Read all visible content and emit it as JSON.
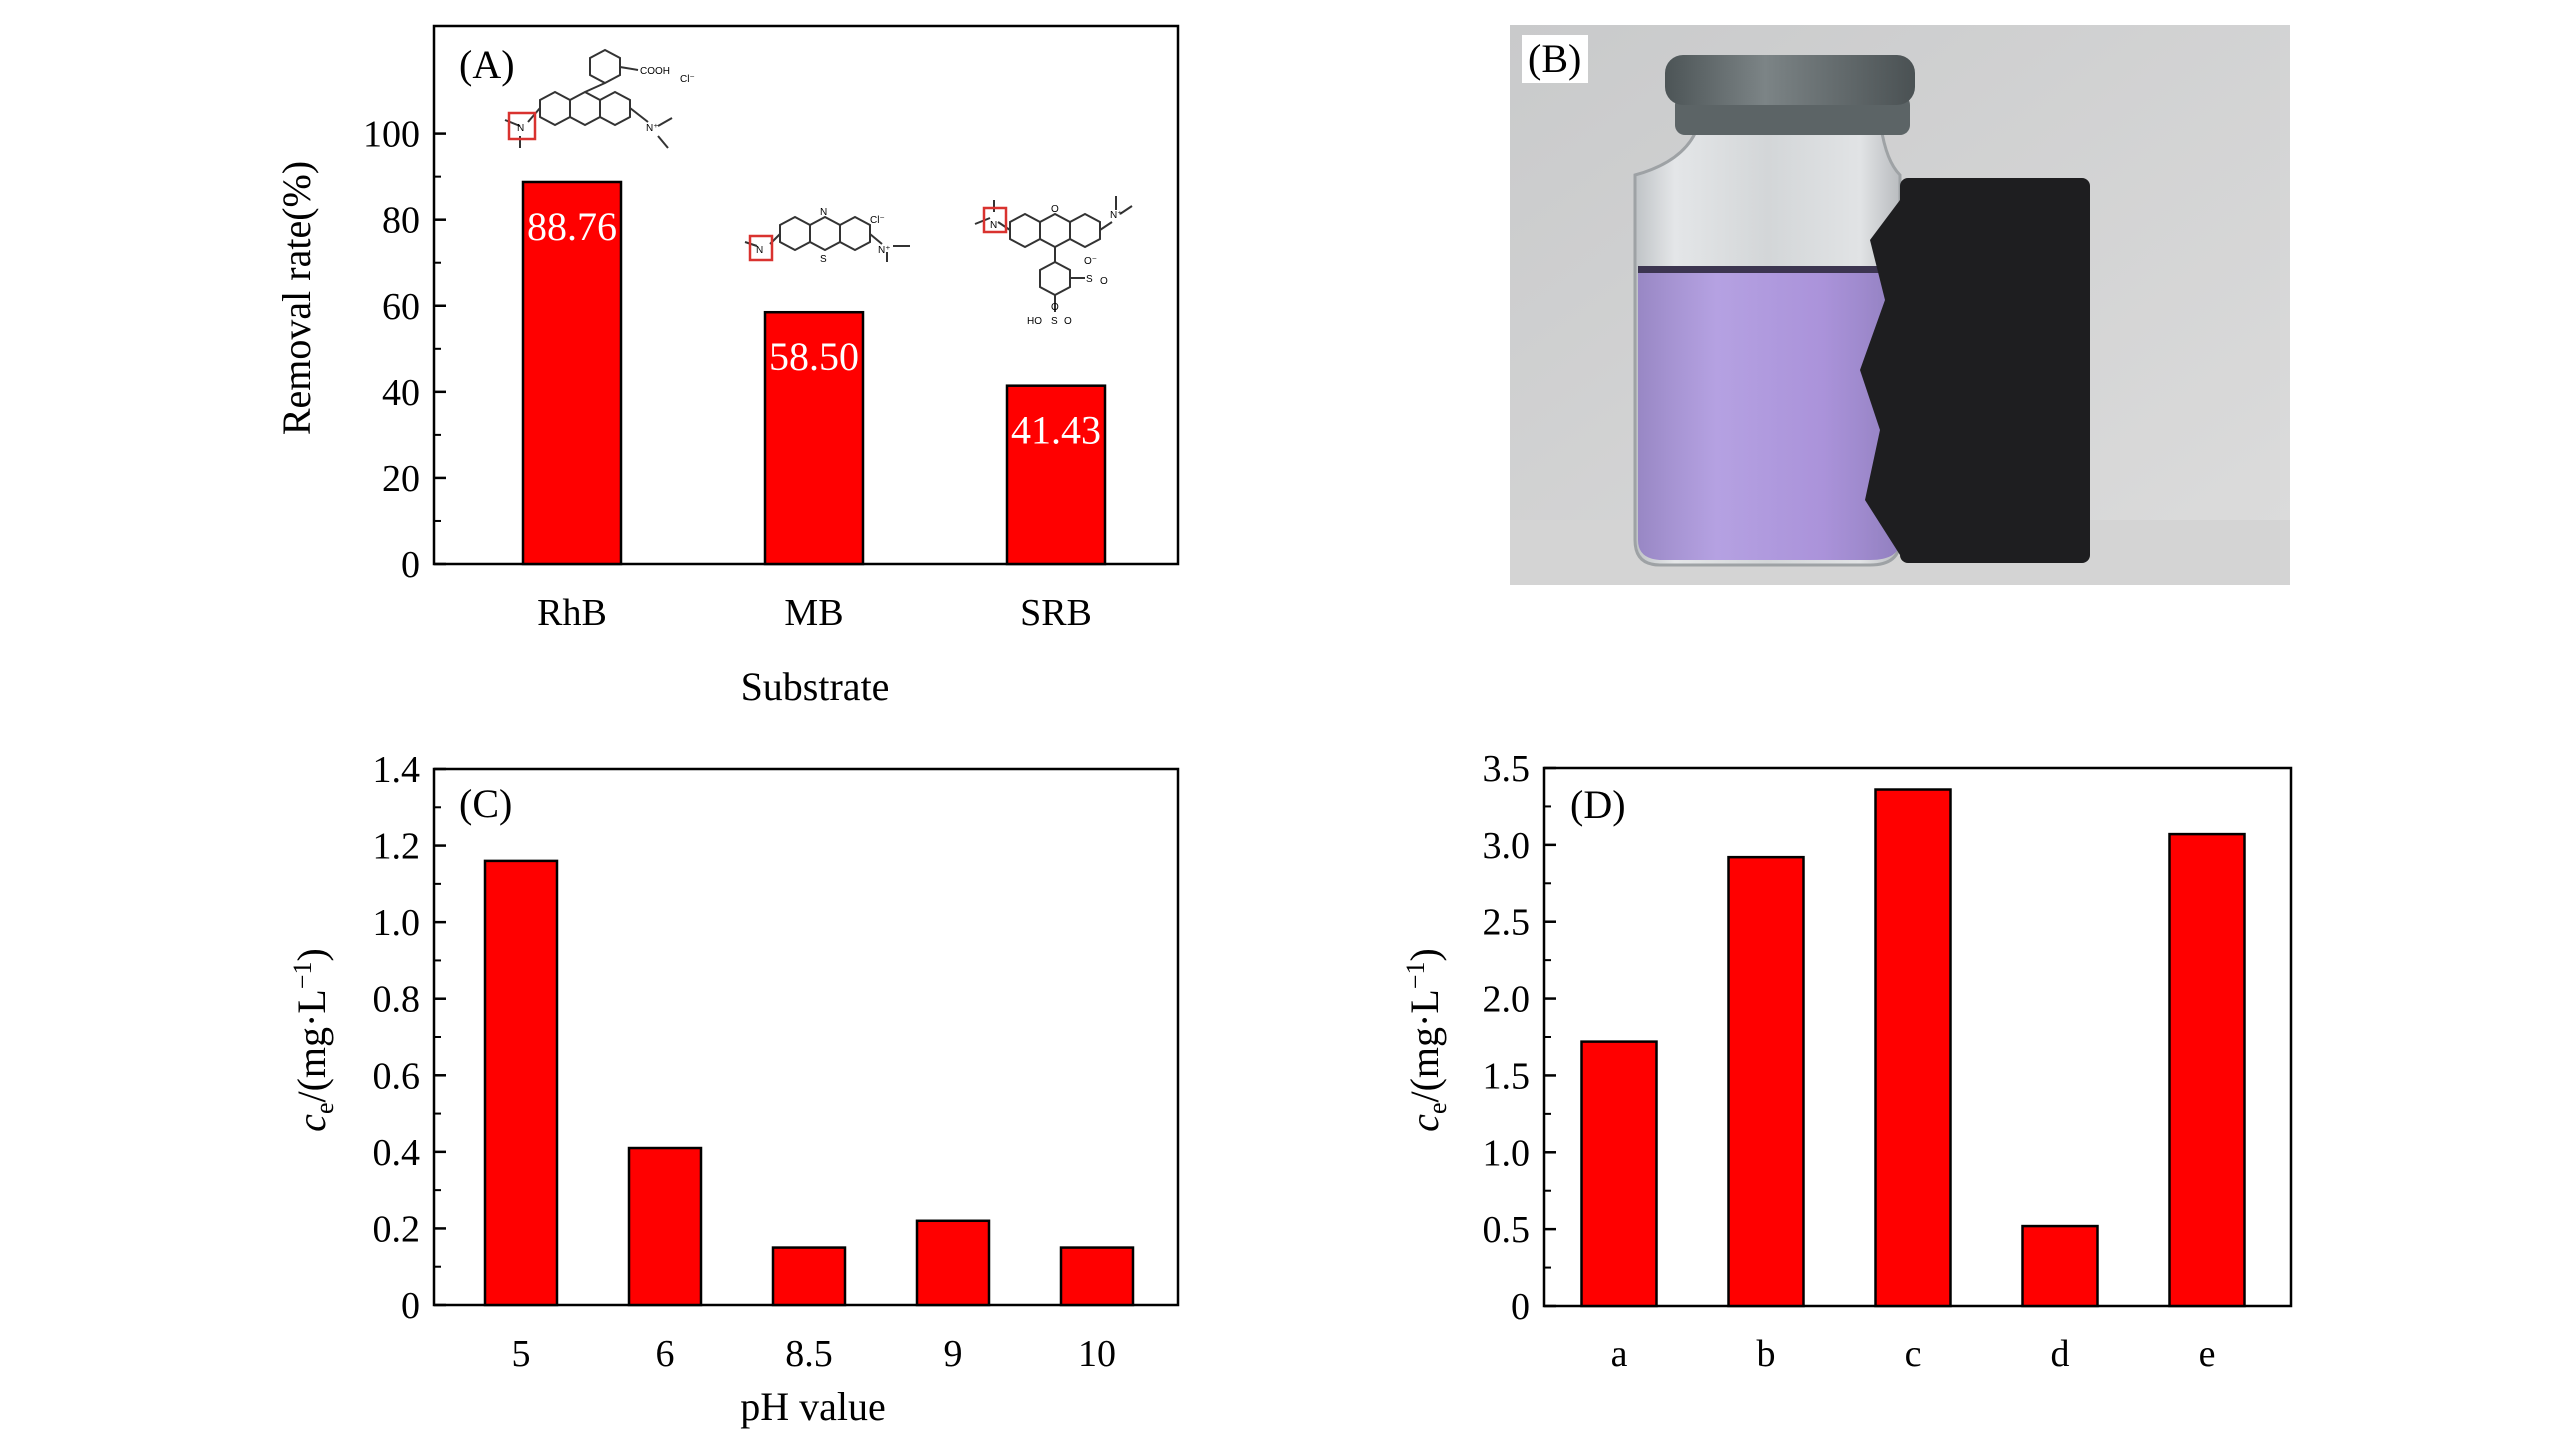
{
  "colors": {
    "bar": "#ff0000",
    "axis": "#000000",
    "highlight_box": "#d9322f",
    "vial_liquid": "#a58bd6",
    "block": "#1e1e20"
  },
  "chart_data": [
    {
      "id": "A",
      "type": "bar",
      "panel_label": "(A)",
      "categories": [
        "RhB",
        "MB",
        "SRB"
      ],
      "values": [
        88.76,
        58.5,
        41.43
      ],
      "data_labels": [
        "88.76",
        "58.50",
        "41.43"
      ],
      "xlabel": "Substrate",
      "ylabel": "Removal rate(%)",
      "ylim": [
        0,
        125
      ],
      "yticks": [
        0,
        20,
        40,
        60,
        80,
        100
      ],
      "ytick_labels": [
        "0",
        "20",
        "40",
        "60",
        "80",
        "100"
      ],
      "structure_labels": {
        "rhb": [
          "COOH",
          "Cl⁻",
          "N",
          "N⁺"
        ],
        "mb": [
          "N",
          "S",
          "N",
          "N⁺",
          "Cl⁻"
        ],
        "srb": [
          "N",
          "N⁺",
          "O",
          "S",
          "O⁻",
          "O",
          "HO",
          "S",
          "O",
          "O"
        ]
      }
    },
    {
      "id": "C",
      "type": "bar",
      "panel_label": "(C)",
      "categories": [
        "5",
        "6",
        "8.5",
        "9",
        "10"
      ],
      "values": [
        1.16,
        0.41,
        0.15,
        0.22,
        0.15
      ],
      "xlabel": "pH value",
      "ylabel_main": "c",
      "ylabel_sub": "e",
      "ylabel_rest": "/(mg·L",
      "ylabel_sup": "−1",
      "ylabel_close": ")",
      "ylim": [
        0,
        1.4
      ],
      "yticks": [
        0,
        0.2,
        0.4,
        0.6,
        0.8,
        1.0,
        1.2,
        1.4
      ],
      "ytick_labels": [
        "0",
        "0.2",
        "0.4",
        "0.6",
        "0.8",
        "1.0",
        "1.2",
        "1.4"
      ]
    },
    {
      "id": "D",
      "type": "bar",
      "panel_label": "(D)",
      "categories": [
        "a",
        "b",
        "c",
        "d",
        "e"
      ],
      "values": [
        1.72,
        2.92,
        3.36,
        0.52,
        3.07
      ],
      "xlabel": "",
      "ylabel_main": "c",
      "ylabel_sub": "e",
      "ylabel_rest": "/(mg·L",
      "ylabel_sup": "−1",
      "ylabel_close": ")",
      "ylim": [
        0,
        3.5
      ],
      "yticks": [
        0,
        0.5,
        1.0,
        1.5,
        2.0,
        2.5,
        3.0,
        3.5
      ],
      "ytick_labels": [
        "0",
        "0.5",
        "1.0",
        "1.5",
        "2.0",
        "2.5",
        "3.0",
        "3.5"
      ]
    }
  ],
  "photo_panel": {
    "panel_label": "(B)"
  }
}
------------
Work required: Retype the records exactly. Any image in them should not appear in what you write.

Result for this exercise:
Read all visible content and emit it as JSON.
{
  "colors": {
    "bar": "#ff0000",
    "axis": "#000000",
    "highlight_box": "#d9322f",
    "vial_liquid": "#a58bd6",
    "block": "#1e1e20"
  },
  "chart_data": [
    {
      "id": "A",
      "type": "bar",
      "panel_label": "(A)",
      "categories": [
        "RhB",
        "MB",
        "SRB"
      ],
      "values": [
        88.76,
        58.5,
        41.43
      ],
      "data_labels": [
        "88.76",
        "58.50",
        "41.43"
      ],
      "xlabel": "Substrate",
      "ylabel": "Removal rate(%)",
      "ylim": [
        0,
        125
      ],
      "yticks": [
        0,
        20,
        40,
        60,
        80,
        100
      ],
      "ytick_labels": [
        "0",
        "20",
        "40",
        "60",
        "80",
        "100"
      ],
      "structure_labels": {
        "rhb": [
          "COOH",
          "Cl⁻",
          "N",
          "N⁺"
        ],
        "mb": [
          "N",
          "S",
          "N",
          "N⁺",
          "Cl⁻"
        ],
        "srb": [
          "N",
          "N⁺",
          "O",
          "S",
          "O⁻",
          "O",
          "HO",
          "S",
          "O",
          "O"
        ]
      }
    },
    {
      "id": "C",
      "type": "bar",
      "panel_label": "(C)",
      "categories": [
        "5",
        "6",
        "8.5",
        "9",
        "10"
      ],
      "values": [
        1.16,
        0.41,
        0.15,
        0.22,
        0.15
      ],
      "xlabel": "pH value",
      "ylabel_main": "c",
      "ylabel_sub": "e",
      "ylabel_rest": "/(mg·L",
      "ylabel_sup": "−1",
      "ylabel_close": ")",
      "ylim": [
        0,
        1.4
      ],
      "yticks": [
        0,
        0.2,
        0.4,
        0.6,
        0.8,
        1.0,
        1.2,
        1.4
      ],
      "ytick_labels": [
        "0",
        "0.2",
        "0.4",
        "0.6",
        "0.8",
        "1.0",
        "1.2",
        "1.4"
      ]
    },
    {
      "id": "D",
      "type": "bar",
      "panel_label": "(D)",
      "categories": [
        "a",
        "b",
        "c",
        "d",
        "e"
      ],
      "values": [
        1.72,
        2.92,
        3.36,
        0.52,
        3.07
      ],
      "xlabel": "",
      "ylabel_main": "c",
      "ylabel_sub": "e",
      "ylabel_rest": "/(mg·L",
      "ylabel_sup": "−1",
      "ylabel_close": ")",
      "ylim": [
        0,
        3.5
      ],
      "yticks": [
        0,
        0.5,
        1.0,
        1.5,
        2.0,
        2.5,
        3.0,
        3.5
      ],
      "ytick_labels": [
        "0",
        "0.5",
        "1.0",
        "1.5",
        "2.0",
        "2.5",
        "3.0",
        "3.5"
      ]
    }
  ],
  "photo_panel": {
    "panel_label": "(B)"
  }
}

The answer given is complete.